Task directions: Identify and reproduce every line holding the string "научный".

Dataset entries

* * *

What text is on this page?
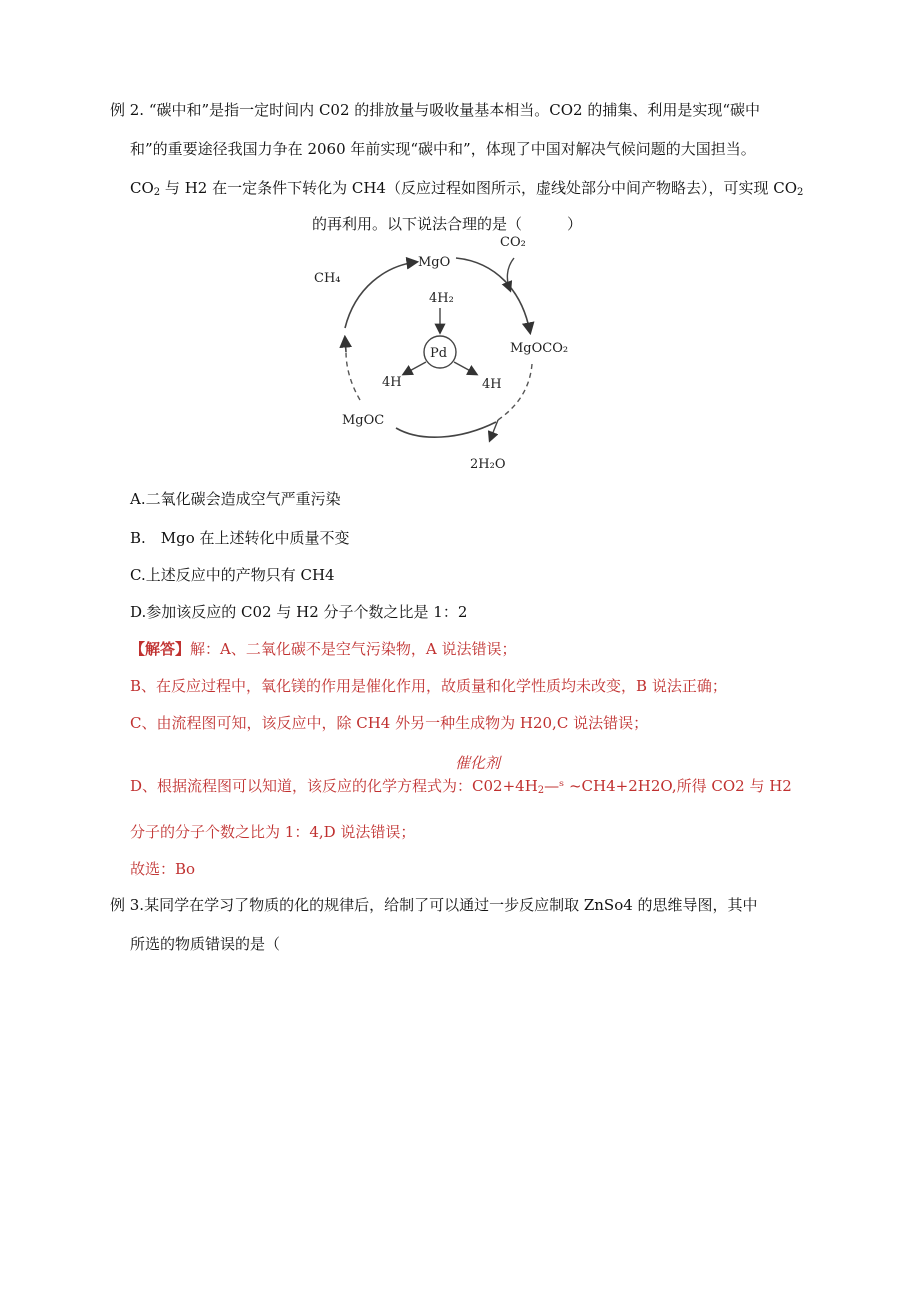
例 2. “碳中和”是指一定时间内 C02 的排放量与吸收量基本相当。CO2 的捕集、利用是实现“碳中
和”的重要途径我国力争在 2060 年前实现“碳中和”，体现了中国对解决气候问题的大国担当。
$CO_2$ 与 H2 在一定条件下转化为 CH4（反应过程如图所示，虚线处部分中间产物略去），可实现 $CO_2$
的再利用。以下说法合理的是（　　　）
MgO
CO₂
CH₄
4H₂
Pd
4H	4H
MgOCO₂
MgOC
2H₂O
A.二氧化碳会造成空气严重污染
B.　Mgo 在上述转化中质量不变
C.上述反应中的产物只有 CH4
D.参加该反应的 C02 与 H2 分子个数之比是 1：2
【解答】解：A、二氧化碳不是空气污染物，A 说法错误；
B、在反应过程中，氧化镁的作用是催化作用，故质量和化学性质均未改变，B 说法正确；
C、由流程图可知，该反应中，除 CH4 外另一种生成物为 H20,C 说法错误；
催化剂
D、根据流程图可以知道，该反应的化学方程式为：$C02+4H_2—ˢ$ ~CH4+2H2O,所得 CO2 与 H2
分子的分子个数之比为 1：4,D 说法错误；
故选：Bo
例 3.某同学在学习了物质的化的规律后，给制了可以通过一步反应制取 ZnSo4 的思维导图，其中
所选的物质错误的是（
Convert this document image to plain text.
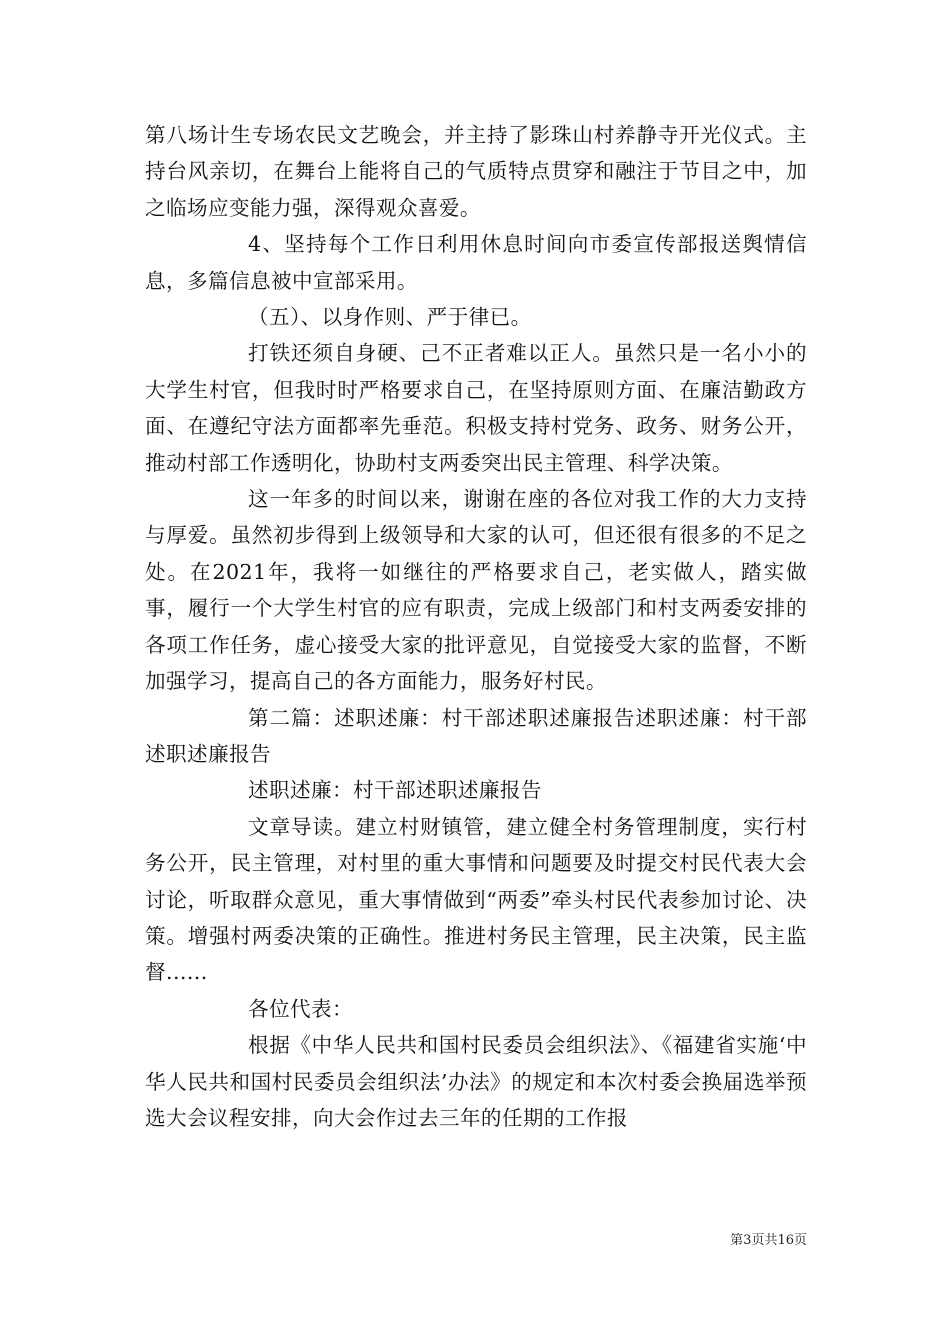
第八场计生专场农民文艺晚会，并主持了影珠山村养静寺开光仪式。主持台风亲切，在舞台上能将自己的气质特点贯穿和融注于节目之中，加之临场应变能力强，深得观众喜爱。

4、坚持每个工作日利用休息时间向市委宣传部报送舆情信息，多篇信息被中宣部采用。

（五）、以身作则、严于律已。

打铁还须自身硬、己不正者难以正人。虽然只是一名小小的大学生村官，但我时时严格要求自己，在坚持原则方面、在廉洁勤政方面、在遵纪守法方面都率先垂范。积极支持村党务、政务、财务公开，推动村部工作透明化，协助村支两委突出民主管理、科学决策。

这一年多的时间以来，谢谢在座的各位对我工作的大力支持与厚爱。虽然初步得到上级领导和大家的认可，但还很有很多的不足之处。在2021年，我将一如继往的严格要求自己，老实做人，踏实做事，履行一个大学生村官的应有职责，完成上级部门和村支两委安排的各项工作任务，虚心接受大家的批评意见，自觉接受大家的监督，不断加强学习，提高自己的各方面能力，服务好村民。

第二篇：述职述廉：村干部述职述廉报告述职述廉：村干部述职述廉报告

述职述廉：村干部述职述廉报告

文章导读。建立村财镇管，建立健全村务管理制度，实行村务公开，民主管理，对村里的重大事情和问题要及时提交村民代表大会讨论，听取群众意见，重大事情做到“两委”牵头村民代表参加讨论、决策。增强村两委决策的正确性。推进村务民主管理，民主决策，民主监督......

各位代表：

根据《中华人民共和国村民委员会组织法》、《福建省实施‘中华人民共和国村民委员会组织法’办法》的规定和本次村委会换届选举预选大会议程安排，向大会作过去三年的任期的工作报

第3页共16页
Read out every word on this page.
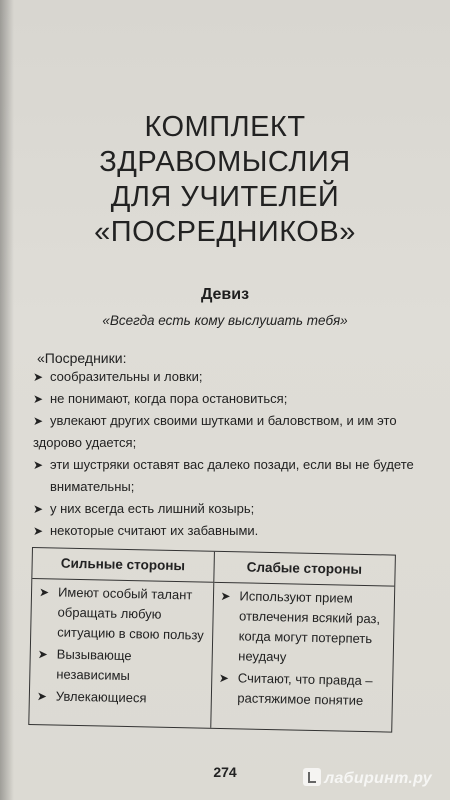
КОМПЛЕКТ
ЗДРАВОМЫСЛИЯ
ДЛЯ УЧИТЕЛЕЙ
«ПОСРЕДНИКОВ»
Девиз
«Всегда есть кому выслушать тебя»
«Посредники:
➤ сообразительны и ловки;
➤ не понимают, когда пора остановиться;
➤ увлекают других своими шутками и баловством, и им это
здорово удается;
➤ эти шустряки оставят вас далеко позади, если вы не будете
внимательны;
➤ у них всегда есть лишний козырь;
➤ некоторые считают их забавными.
Сильные стороны
➤ Имеют особый талант обращать любую ситуацию в свою пользу
➤ Вызывающе независимы
➤ Увлекающиеся
Слабые стороны
➤ Используют прием отвлечения всякий раз, когда могут потерпеть неудачу
➤ Считают, что правда – растяжимое понятие
274	лабиринт.ру
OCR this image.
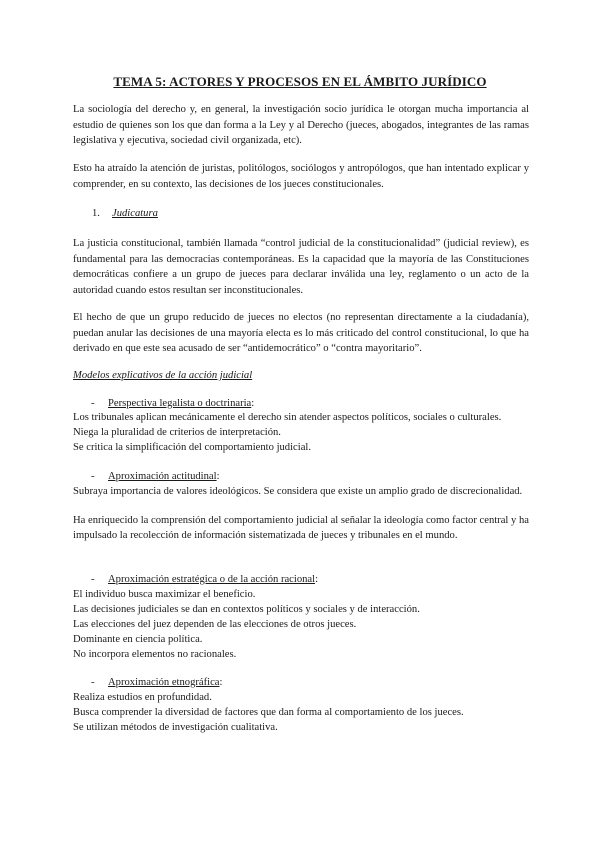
TEMA 5: ACTORES Y PROCESOS EN EL ÁMBITO JURÍDICO
La sociología del derecho y, en general, la investigación socio jurídica le otorgan mucha importancia al estudio de quienes son los que dan forma a la Ley y al Derecho (jueces, abogados, integrantes de las ramas legislativa y ejecutiva, sociedad civil organizada, etc).
Esto ha atraído la atención de juristas, politólogos, sociólogos y antropólogos, que han intentado explicar y comprender, en su contexto, las decisiones de los jueces constitucionales.
1. Judicatura
La justicia constitucional, también llamada “control judicial de la constitucionalidad” (judicial review), es fundamental para las democracias contemporáneas. Es la capacidad que la mayoría de las Constituciones democráticas confiere a un grupo de jueces para declarar inválida una ley, reglamento o un acto de la autoridad cuando estos resultan ser inconstitucionales.
El hecho de que un grupo reducido de jueces no electos (no representan directamente a la ciudadanía), puedan anular las decisiones de una mayoría electa es lo más criticado del control constitucional, lo que ha derivado en que este sea acusado de ser “antidemocrático” o “contra mayoritario”.
Modelos explicativos de la acción judicial
- Perspectiva legalista o doctrinaria:
Los tribunales aplican mecánicamente el derecho sin atender aspectos políticos, sociales o culturales.
Niega la pluralidad de criterios de interpretación.
Se critica la simplificación del comportamiento judicial.
- Aproximación actitudinal:
Subraya importancia de valores ideológicos. Se considera que existe un amplio grado de discrecionalidad.
Ha enriquecido la comprensión del comportamiento judicial al señalar la ideología como factor central y ha impulsado la recolección de información sistematizada de jueces y tribunales en el mundo.
- Aproximación estratégica o de la acción racional:
El individuo busca maximizar el beneficio.
Las decisiones judiciales se dan en contextos políticos y sociales y de interacción.
Las elecciones del juez dependen de las elecciones de otros jueces.
Dominante en ciencia política.
No incorpora elementos no racionales.
- Aproximación etnográfica:
Realiza estudios en profundidad.
Busca comprender la diversidad de factores que dan forma al comportamiento de los jueces.
Se utilizan métodos de investigación cualitativa.
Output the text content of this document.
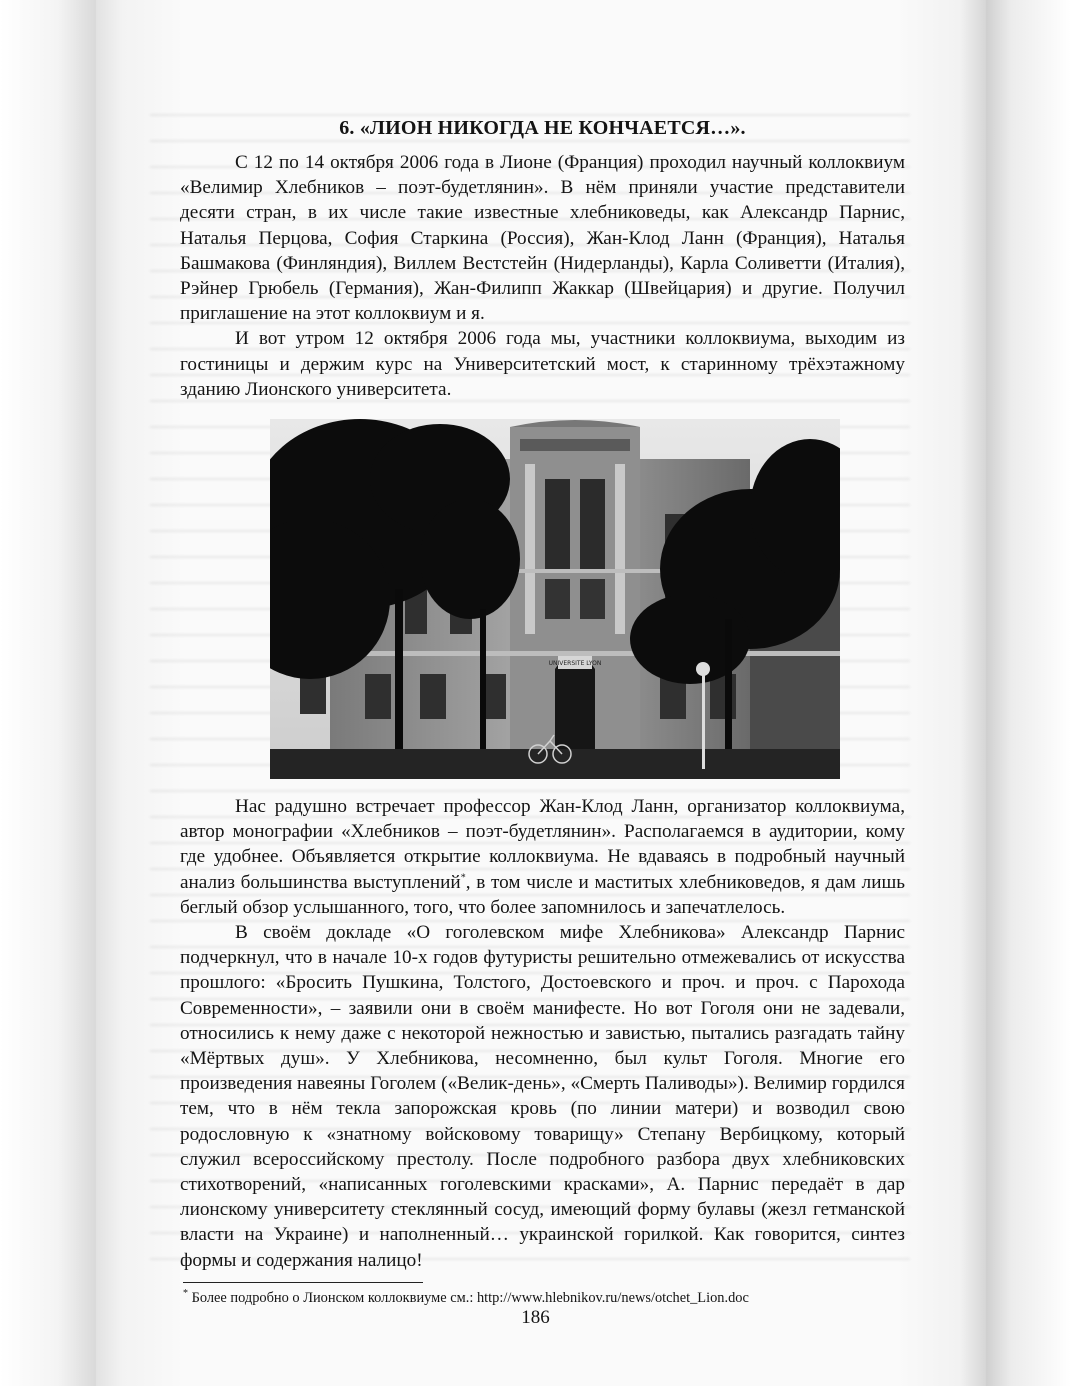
6. «ЛИОН НИКОГДА НЕ КОНЧАЕТСЯ…».

С 12 по 14 октября 2006 года в Лионе (Франция) проходил научный коллоквиум «Велимир Хлебников – поэт-будетлянин». В нём приняли участие представители десяти стран, в их числе такие известные хлебниковеды, как Александр Парнис, Наталья Перцова, София Старкина (Россия), Жан-Клод Ланн (Франция), Наталья Башмакова (Финляндия), Виллем Вестстейн (Нидерланды), Карла Соливетти (Италия), Рэйнер Грюбель (Германия), Жан-Филипп Жаккар (Швейцария) и другие. Получил приглашение на этот коллоквиум и я.

И вот утром 12 октября 2006 года мы, участники коллоквиума, выходим из гостиницы и держим курс на Университетский мост, к старинному трёхэтажному зданию Лионского университета.

UNIVERSITE LYON

Нас радушно встречает профессор Жан-Клод Ланн, организатор коллоквиума, автор монографии «Хлебников – поэт-будетлянин». Располагаемся в аудитории, кому где удобнее. Объявляется открытие коллоквиума. Не вдаваясь в подробный научный анализ большинства выступлений*, в том числе и маститых хлебниковедов, я дам лишь беглый обзор услышанного, того, что более запомнилось и запечатлелось.

В своём докладе «О гоголевском мифе Хлебникова» Александр Парнис подчеркнул, что в начале 10-х годов футуристы решительно отмежевались от искусства прошлого: «Бросить Пушкина, Толстого, Достоевского и проч. и проч. с Парохода Современности», – заявили они в своём манифесте. Но вот Гоголя они не задевали, относились к нему даже с некоторой нежностью и завистью, пытались разгадать тайну «Мёртвых душ». У Хлебникова, несомненно, был культ Гоголя. Многие его произведения навеяны Гоголем («Велик-день», «Смерть Паливоды»). Велимир гордился тем, что в нём текла запорожская кровь (по линии матери) и возводил свою родословную к «знатному войсковому товарищу» Степану Вербицкому, который служил всероссийскому престолу. После подробного разбора двух хлебниковских стихотворений, «написанных гоголевскими красками», А. Парнис передаёт в дар лионскому университету стеклянный сосуд, имеющий форму булавы (жезл гетманской власти на Украине) и наполненный… украинской горилкой. Как говорится, синтез формы и содержания налицо!

* Более подробно о Лионском коллоквиуме см.: http://www.hlebnikov.ru/news/otchet_Lion.doc
186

* * *

Answer to the task:
С 12 по 14 октября 2006 года в Лионе (Франция) проходил научный коллоквиум «Велимир Хлебников – поэт-будетлянин». В нём приняли участие представители десяти стран, в их числе такие известные хлебниковеды, как Александр Парнис, Наталья Перцова, София Старкина (Россия), Жан-Клод Ланн (Франция), Наталья Башмакова (Финляндия), Виллем Вестстейн (Нидерланды), Карла Соливетти (Италия), Рэйнер Грюбель (Германия), Жан-Филипп Жаккар (Швейцария) и другие. Получил приглашение на этот коллоквиум и я.
Нас радушно встречает профессор Жан-Клод Ланн, организатор коллоквиума, автор монографии «Хлебников – поэт-будетлянин». Располагаемся в аудитории, кому где удобнее. Объявляется открытие коллоквиума. Не вдаваясь в подробный научный анализ большинства выступлений*, в том числе и маститых хлебниковедов, я дам лишь беглый обзор услышанного, того, что более запомнилось и запечатлелось.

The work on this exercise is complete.